__TASK DESCRIPTION__. Return all lines below containing the word "about".

§

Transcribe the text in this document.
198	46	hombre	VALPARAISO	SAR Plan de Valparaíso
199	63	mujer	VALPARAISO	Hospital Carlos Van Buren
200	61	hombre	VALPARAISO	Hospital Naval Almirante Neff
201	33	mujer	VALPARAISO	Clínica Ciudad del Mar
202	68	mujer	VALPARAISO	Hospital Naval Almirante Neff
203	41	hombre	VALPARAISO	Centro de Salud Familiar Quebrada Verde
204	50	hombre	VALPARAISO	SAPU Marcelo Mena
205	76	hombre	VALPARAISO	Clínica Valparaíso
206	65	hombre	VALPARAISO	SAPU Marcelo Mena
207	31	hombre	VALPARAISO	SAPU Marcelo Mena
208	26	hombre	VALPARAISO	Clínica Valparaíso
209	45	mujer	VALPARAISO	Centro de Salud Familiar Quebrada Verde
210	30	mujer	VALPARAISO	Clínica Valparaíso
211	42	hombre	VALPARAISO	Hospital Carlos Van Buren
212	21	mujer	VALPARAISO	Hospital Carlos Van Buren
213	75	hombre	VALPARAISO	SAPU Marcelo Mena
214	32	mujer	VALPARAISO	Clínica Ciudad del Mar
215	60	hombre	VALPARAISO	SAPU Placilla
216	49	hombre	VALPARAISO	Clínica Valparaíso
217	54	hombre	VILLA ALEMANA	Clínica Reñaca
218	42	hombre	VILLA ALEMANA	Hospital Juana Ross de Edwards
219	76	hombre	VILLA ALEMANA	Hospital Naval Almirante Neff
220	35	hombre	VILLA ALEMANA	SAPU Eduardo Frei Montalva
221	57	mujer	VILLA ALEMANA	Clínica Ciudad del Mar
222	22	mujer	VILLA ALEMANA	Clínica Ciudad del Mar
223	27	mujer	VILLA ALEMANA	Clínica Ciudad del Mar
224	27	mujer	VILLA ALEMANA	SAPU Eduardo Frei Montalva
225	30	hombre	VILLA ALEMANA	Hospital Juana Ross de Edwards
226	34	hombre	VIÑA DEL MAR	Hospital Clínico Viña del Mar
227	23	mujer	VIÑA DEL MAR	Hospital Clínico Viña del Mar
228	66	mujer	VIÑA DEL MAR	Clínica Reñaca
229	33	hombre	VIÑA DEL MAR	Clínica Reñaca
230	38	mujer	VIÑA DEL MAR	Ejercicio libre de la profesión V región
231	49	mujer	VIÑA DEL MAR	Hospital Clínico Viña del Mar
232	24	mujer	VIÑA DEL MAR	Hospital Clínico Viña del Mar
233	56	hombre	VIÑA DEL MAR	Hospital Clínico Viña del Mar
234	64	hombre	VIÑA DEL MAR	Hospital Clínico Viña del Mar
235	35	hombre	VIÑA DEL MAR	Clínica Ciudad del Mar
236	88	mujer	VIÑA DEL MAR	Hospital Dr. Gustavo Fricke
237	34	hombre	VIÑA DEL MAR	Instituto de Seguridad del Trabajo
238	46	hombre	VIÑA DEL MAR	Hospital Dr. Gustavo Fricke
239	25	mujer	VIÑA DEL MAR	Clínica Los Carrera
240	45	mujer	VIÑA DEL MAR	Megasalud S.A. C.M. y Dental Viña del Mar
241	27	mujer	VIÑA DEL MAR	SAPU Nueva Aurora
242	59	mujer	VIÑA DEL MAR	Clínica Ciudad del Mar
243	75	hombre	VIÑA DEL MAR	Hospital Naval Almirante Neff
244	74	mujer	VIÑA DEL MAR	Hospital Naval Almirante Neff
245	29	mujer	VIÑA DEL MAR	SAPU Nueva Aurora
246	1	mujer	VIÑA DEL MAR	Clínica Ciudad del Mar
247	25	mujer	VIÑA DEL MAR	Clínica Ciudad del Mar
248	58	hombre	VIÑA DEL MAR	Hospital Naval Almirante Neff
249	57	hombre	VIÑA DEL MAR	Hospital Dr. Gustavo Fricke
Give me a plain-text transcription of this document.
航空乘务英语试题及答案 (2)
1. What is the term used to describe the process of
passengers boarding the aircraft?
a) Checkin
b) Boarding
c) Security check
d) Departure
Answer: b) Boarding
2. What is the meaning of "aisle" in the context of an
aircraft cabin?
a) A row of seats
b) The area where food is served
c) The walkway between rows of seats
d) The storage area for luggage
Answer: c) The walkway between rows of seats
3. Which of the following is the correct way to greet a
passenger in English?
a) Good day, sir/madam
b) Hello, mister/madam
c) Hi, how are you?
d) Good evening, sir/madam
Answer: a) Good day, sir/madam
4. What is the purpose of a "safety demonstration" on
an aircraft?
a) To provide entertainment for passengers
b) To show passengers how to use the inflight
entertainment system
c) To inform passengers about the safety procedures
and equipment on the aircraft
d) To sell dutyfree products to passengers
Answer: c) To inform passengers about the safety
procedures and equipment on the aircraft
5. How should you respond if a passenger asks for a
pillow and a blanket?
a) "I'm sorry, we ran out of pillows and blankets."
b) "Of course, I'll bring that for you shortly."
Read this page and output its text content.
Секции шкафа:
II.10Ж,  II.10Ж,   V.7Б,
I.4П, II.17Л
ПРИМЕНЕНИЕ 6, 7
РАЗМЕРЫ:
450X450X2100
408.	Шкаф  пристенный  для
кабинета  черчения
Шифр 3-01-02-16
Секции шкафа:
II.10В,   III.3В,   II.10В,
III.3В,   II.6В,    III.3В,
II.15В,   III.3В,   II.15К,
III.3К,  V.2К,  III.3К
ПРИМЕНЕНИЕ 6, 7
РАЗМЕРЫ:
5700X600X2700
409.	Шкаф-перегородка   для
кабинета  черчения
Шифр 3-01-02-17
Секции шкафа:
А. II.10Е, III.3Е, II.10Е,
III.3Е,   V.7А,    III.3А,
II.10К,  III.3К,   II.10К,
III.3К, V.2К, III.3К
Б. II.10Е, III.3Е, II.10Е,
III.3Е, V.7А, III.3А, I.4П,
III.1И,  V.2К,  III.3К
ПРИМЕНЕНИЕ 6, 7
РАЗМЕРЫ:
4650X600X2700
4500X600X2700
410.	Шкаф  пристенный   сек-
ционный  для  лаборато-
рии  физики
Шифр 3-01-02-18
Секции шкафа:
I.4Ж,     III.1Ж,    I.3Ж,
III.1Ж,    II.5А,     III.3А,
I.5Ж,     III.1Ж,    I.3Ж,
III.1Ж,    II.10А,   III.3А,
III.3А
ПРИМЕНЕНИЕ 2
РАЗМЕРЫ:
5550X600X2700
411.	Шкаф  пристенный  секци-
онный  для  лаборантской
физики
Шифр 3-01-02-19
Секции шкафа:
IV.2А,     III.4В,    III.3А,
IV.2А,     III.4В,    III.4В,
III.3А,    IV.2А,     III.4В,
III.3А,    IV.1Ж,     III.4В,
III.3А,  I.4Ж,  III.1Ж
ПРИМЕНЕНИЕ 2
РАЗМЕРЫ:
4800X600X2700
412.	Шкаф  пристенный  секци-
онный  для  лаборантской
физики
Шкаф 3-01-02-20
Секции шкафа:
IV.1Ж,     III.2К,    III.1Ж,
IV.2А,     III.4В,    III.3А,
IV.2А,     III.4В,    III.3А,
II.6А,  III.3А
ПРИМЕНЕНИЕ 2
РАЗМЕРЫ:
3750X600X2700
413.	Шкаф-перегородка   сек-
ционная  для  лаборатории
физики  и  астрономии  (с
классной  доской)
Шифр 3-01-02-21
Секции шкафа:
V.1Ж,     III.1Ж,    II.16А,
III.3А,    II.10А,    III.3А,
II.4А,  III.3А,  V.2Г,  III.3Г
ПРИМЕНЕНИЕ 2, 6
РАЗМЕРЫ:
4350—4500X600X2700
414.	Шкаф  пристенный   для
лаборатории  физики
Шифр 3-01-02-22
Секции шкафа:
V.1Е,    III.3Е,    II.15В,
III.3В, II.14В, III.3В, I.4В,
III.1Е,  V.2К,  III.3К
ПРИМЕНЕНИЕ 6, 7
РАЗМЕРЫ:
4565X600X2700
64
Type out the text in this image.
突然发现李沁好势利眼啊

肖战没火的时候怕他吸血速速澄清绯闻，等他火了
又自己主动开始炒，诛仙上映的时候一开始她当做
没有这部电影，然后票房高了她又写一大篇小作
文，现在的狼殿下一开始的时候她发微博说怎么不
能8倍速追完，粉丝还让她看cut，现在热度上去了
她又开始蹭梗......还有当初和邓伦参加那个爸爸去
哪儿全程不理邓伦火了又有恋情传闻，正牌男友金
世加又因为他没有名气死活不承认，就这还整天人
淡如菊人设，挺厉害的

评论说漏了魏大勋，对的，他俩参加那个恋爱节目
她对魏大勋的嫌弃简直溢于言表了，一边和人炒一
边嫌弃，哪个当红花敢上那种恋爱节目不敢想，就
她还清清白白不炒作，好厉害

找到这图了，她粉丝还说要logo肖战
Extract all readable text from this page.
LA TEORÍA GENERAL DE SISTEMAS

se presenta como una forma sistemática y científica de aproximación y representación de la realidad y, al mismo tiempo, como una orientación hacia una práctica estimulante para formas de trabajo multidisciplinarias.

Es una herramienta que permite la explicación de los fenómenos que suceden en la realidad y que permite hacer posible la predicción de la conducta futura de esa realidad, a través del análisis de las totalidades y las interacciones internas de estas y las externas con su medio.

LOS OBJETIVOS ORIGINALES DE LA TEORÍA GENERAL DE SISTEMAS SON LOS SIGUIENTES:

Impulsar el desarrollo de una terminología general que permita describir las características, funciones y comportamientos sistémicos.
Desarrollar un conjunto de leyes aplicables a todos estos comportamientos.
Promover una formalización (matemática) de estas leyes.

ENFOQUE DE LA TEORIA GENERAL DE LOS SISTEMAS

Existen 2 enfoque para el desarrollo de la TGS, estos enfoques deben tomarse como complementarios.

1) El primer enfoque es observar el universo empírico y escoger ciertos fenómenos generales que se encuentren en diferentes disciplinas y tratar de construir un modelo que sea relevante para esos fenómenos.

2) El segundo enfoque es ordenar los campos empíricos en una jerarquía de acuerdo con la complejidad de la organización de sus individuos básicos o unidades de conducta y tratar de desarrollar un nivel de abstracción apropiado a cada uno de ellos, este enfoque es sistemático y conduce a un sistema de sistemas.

§

__ANSWER FOR THE TASK__.
c) To inform passengers about the safety procedures
Answer: c) To inform passengers about the safety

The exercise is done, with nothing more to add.